WHAT YOU NEED TO DO: Copy every line of the items below word for word, with nothing changed.

DATA LINES:
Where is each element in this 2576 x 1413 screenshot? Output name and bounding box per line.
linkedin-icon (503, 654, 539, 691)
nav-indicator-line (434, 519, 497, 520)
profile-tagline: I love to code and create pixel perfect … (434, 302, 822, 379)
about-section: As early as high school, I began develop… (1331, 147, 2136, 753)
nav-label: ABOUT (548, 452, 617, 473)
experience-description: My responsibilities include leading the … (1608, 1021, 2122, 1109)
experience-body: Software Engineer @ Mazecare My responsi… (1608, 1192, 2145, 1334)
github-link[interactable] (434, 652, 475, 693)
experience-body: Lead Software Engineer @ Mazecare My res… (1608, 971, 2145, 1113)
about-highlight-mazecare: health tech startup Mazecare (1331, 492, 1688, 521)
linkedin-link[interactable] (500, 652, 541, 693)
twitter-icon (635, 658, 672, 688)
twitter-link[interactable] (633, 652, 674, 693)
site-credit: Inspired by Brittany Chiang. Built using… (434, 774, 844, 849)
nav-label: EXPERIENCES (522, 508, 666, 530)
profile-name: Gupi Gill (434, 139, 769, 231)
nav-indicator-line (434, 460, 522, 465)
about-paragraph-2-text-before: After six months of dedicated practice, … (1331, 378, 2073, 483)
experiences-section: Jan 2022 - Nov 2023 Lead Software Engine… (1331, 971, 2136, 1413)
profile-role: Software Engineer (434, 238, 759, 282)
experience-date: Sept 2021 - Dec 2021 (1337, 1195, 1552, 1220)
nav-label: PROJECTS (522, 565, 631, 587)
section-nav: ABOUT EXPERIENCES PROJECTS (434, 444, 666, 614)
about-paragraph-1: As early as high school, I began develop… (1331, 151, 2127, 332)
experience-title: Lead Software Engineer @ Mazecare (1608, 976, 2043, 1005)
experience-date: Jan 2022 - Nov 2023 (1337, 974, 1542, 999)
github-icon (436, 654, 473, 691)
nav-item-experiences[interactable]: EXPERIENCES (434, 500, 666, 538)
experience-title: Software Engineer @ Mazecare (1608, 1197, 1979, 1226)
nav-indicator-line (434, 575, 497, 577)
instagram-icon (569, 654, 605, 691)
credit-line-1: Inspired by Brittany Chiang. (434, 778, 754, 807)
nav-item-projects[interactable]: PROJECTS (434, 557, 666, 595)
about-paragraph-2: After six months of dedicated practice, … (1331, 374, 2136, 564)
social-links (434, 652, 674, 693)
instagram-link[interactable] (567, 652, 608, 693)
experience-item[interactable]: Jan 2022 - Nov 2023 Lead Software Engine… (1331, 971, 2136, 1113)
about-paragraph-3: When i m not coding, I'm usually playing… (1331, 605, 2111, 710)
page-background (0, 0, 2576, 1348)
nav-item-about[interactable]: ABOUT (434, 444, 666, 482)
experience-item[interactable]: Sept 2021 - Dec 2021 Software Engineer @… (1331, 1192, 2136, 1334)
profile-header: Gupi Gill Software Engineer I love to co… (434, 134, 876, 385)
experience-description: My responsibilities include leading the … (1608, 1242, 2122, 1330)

SOLVED EXERCISE:
Where is each element in this 2576 x 1413 screenshot? Output name and bounding box per line.
linkedin-icon (503, 654, 539, 691)
nav-indicator-line (434, 519, 497, 520)
profile-tagline: I love to code and create pixel perfect … (434, 302, 822, 379)
about-section: As early as high school, I began develop… (1331, 147, 2136, 753)
nav-label: ABOUT (548, 452, 617, 473)
experience-description: My responsibilities include leading the … (1608, 1021, 2122, 1109)
experience-body: Software Engineer @ Mazecare My responsi… (1608, 1192, 2145, 1334)
github-link[interactable] (434, 652, 475, 693)
experience-body: Lead Software Engineer @ Mazecare My res… (1608, 971, 2145, 1113)
about-highlight-mazecare: health tech startup Mazecare (1331, 492, 1688, 521)
linkedin-link[interactable] (500, 652, 541, 693)
twitter-icon (635, 658, 672, 688)
twitter-link[interactable] (633, 652, 674, 693)
site-credit: Inspired by Brittany Chiang. Built using… (434, 774, 844, 849)
nav-label: EXPERIENCES (522, 508, 666, 530)
profile-name: Gupi Gill (434, 139, 769, 231)
nav-indicator-line (434, 460, 522, 465)
about-paragraph-2-text-before: After six months of dedicated practice, … (1331, 378, 2073, 483)
experiences-section: Jan 2022 - Nov 2023 Lead Software Engine… (1331, 971, 2136, 1413)
profile-role: Software Engineer (434, 238, 759, 282)
experience-date: Sept 2021 - Dec 2021 (1337, 1195, 1552, 1220)
nav-label: PROJECTS (522, 565, 631, 587)
section-nav: ABOUT EXPERIENCES PROJECTS (434, 444, 666, 614)
about-paragraph-1: As early as high school, I began develop… (1331, 151, 2127, 332)
experience-title: Lead Software Engineer @ Mazecare (1608, 976, 2043, 1005)
experience-date: Jan 2022 - Nov 2023 (1337, 974, 1542, 999)
github-icon (436, 654, 473, 691)
nav-item-experiences[interactable]: EXPERIENCES (434, 500, 666, 538)
experience-title: Software Engineer @ Mazecare (1608, 1197, 1979, 1226)
nav-indicator-line (434, 575, 497, 577)
instagram-icon (569, 654, 605, 691)
credit-line-1: Inspired by Brittany Chiang. (434, 778, 754, 807)
nav-item-projects[interactable]: PROJECTS (434, 557, 666, 595)
about-paragraph-2: After six months of dedicated practice, … (1331, 374, 2136, 564)
social-links (434, 652, 674, 693)
instagram-link[interactable] (567, 652, 608, 693)
experience-item[interactable]: Jan 2022 - Nov 2023 Lead Software Engine… (1331, 971, 2136, 1113)
about-paragraph-3: When i m not coding, I'm usually playing… (1331, 605, 2111, 710)
page-background (0, 0, 2576, 1348)
nav-item-about[interactable]: ABOUT (434, 444, 666, 482)
experience-item[interactable]: Sept 2021 - Dec 2021 Software Engineer @… (1331, 1192, 2136, 1334)
profile-header: Gupi Gill Software Engineer I love to co… (434, 134, 876, 385)
experience-description: My responsibilities include leading the … (1608, 1242, 2122, 1330)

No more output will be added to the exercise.